=== Kutipan Teks ===
__________

Rabu, 04 Januari 2023

(Khotbah of the Day) Mari Berantas Pungli di Negeri Ini!

KHUTBAH JUMAT

Mari Berantas Pungli di Negeri Ini!


Khutbah I

 

اَلْحَمْدُ ِللّٰهِ الْعَزِيْزِ الْغَفُوْرِ، اَلَّذِيْ جَعَلَ فِي اْلإِسْلاَمِ الْحَنِيْفِ الْهُدَي وَالنُّوْرَ. أَشْهَدُ اَنْ لَّا إِلَهَ إِلَّا اللهُ وَحْدَهُ لاَ شَرِيْكَ لَهُ وَأَشْهَدُ أَنَّ سَيِّدَنَا مُحَمَّدًا عَبْدُهُ وَرَسُوْلُهُ. اَللّٰهُمَّ صَلِّ عَلَى سَيِّدِنَا مُحَمَّدٍ خَاتِمِ اْلأَنْبِيَاءِ وَالْمَرْسَلِيْنَ وَعَلَى اٰلِهِ الطَّيِّبِيْنَ وَأَصْحَابِهِ اْلأَخْيَارِ أَجْمَعِيْنَ.

 

أَمَّا بَعْدُ، فَيَا عِبَادَ اللهِ، أُوْصِيْكُمْ بِتَقْوَى اللهِ، فَقَالَ اللهُ تَعَالَى: يَاأَيُّهَـا الَّذِيْنَ ءَامَنُوا اتَّقُوا اللهَ حَقَّ تُقَاتِهِ وَلاَ تَمُوْتُنَّ إِلاَّ وَأَنتُمْ مُّسْلِمُوْنَ

 

Ma’asyiral Muslimin rahimakumullah,

 

Perpindahan harta yang dipungut secara hak, ikhlas, dan semata-mata mengharap ridha Allah bisa jadi ia berupa zakat, infak, sedekah, wakaf (Ziswaf) atau pemberian legal lainnya seperti pajak, bea cukai, retribusi, atau pungutan resmi sejenis. Sebaliknya perpindahan harta yang dipungut tanpa hak dan tanpa aturan, bahkan terpaksa ataupun karena ancaman maka itulah praktik pungli (pungutan liar) yang dilarang agama. Bedanya, jika Ziswaf mendatangkan kemaslahatan, maka pungli mendatangkan kemudaratan.

 

Dalam Kamus Bahasa Indonesia pungli itu berarti barang yang dipungut dengan liar, sembarangan, tidak sesuai dengan aturan, tidak diakui oleh yang berwenang. Dalam kamus al-Munawwir, ada kata al-maksu yang diartikan dengan “memungut cukai”. Sedangkan Syekh Ibnu Manzur dalam kitab Lisan al-Arab menjelaskan:

 

المكس: دراهم كانت تأخذ من بائع السلع في الأسواق في الجاهلية

 

“Al-Maksu adalah sejumlah uang (dirham) yang diambil dari para pedagang di pasar -pasar pada zaman jahiliyah” (Syekh Ibnu Manzur, Lisan al-Arab [Beirut: Dar Shadir, tt], jilid VI, hal. 220).

__________

Entri yang diambil dari sebuah koleksi:
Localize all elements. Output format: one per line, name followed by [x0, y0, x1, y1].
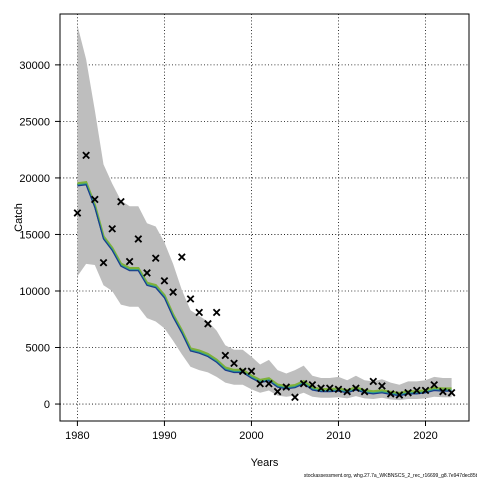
y-tick-label: 10000	[19, 286, 50, 298]
observed-point	[325, 384, 334, 393]
observed-point	[273, 387, 282, 396]
y-axis: 0 5000 10000 15000 20000 25000 30000	[19, 60, 60, 411]
observed-point	[378, 382, 386, 390]
observed-point	[73, 209, 82, 217]
observed-point	[108, 224, 117, 233]
y-tick-label: 30000	[19, 60, 50, 72]
y-axis-label: Catch	[13, 203, 25, 232]
y-tick-label: 5000	[26, 343, 50, 355]
y-tick-label: 15000	[19, 229, 50, 241]
observed-point	[386, 390, 395, 398]
x-tick-label: 1990	[152, 430, 176, 442]
observed-point	[412, 386, 421, 395]
x-tick-label: 1980	[65, 430, 89, 442]
observed-point	[160, 276, 169, 285]
x-tick-label: 2020	[413, 430, 437, 442]
observed-point	[317, 384, 325, 393]
observed-points	[73, 151, 456, 402]
observed-point	[247, 367, 256, 376]
observed-point	[343, 387, 352, 396]
observed-point	[430, 380, 439, 389]
observed-point	[221, 351, 230, 360]
observed-point	[404, 388, 412, 397]
observed-point	[82, 151, 90, 160]
footer-note: stockassessment.org, whg.27.7a_WKBNSCS_2…	[304, 473, 478, 479]
confidence-band	[77, 25, 452, 401]
observed-point	[169, 288, 177, 296]
y-tick-label: 25000	[19, 116, 50, 128]
observed-point	[99, 258, 108, 267]
observed-point	[291, 393, 299, 402]
y-tick-label: 20000	[19, 173, 50, 185]
observed-point	[134, 235, 143, 243]
observed-point	[369, 377, 378, 386]
observed-point	[439, 387, 447, 396]
observed-point	[299, 379, 308, 388]
observed-point	[117, 197, 125, 206]
x-tick-label: 2010	[326, 430, 350, 442]
observed-point	[90, 195, 99, 204]
observed-point	[151, 254, 160, 263]
observed-point	[186, 295, 195, 303]
observed-point	[447, 388, 456, 397]
x-axis: 1980 1990 2000 2010 2020	[65, 421, 438, 442]
observed-point	[177, 253, 186, 261]
plot-frame	[59, 13, 470, 422]
y-tick-label: 0	[44, 399, 50, 411]
observed-point	[282, 383, 291, 391]
observed-point	[352, 384, 360, 393]
observed-point	[308, 380, 317, 389]
observed-point	[230, 359, 238, 368]
observed-point	[238, 367, 247, 376]
observed-point	[195, 308, 204, 317]
observed-point	[143, 269, 151, 277]
x-axis-label: Years	[251, 457, 279, 469]
observed-point	[204, 319, 212, 328]
observed-point	[256, 379, 264, 388]
x-tick-label: 2000	[239, 430, 263, 442]
observed-point	[360, 387, 369, 396]
observed-point	[125, 257, 134, 266]
observed-point	[265, 379, 273, 388]
observed-point	[395, 391, 404, 399]
observed-point	[421, 386, 430, 395]
observed-point	[212, 308, 221, 317]
observed-point	[334, 385, 343, 394]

__________

=== Permintaan Tertulis ===
Salin persis bagian khutbah tentang pungli dari "أَمَّا بَعْدُ، فَيَا" sampai "pungli mendatangkan kemudaratan.". Item-item di atas tidak perlu dipakai.

=== Hasil Latihan ===
أَمَّا بَعْدُ، فَيَا عِبَادَ اللهِ، أُوْصِيْكُمْ بِتَقْوَى اللهِ، فَقَالَ اللهُ تَعَالَى: يَاأَيُّهَـا الَّذِيْنَ ءَامَنُوا اتَّقُوا اللهَ حَقَّ تُقَاتِهِ وَلاَ تَمُوْتُنَّ إِلاَّ وَأَنتُمْ مُّسْلِمُوْنَ

 

Ma’asyiral Muslimin rahimakumullah,

 

Perpindahan harta yang dipungut secara hak, ikhlas, dan semata-mata mengharap ridha Allah bisa jadi ia berupa zakat, infak, sedekah, wakaf (Ziswaf) atau pemberian legal lainnya seperti pajak, bea cukai, retribusi, atau pungutan resmi sejenis. Sebaliknya perpindahan harta yang dipungut tanpa hak dan tanpa aturan, bahkan terpaksa ataupun karena ancaman maka itulah praktik pungli (pungutan liar) yang dilarang agama. Bedanya, jika Ziswaf mendatangkan kemaslahatan, maka pungli mendatangkan kemudaratan.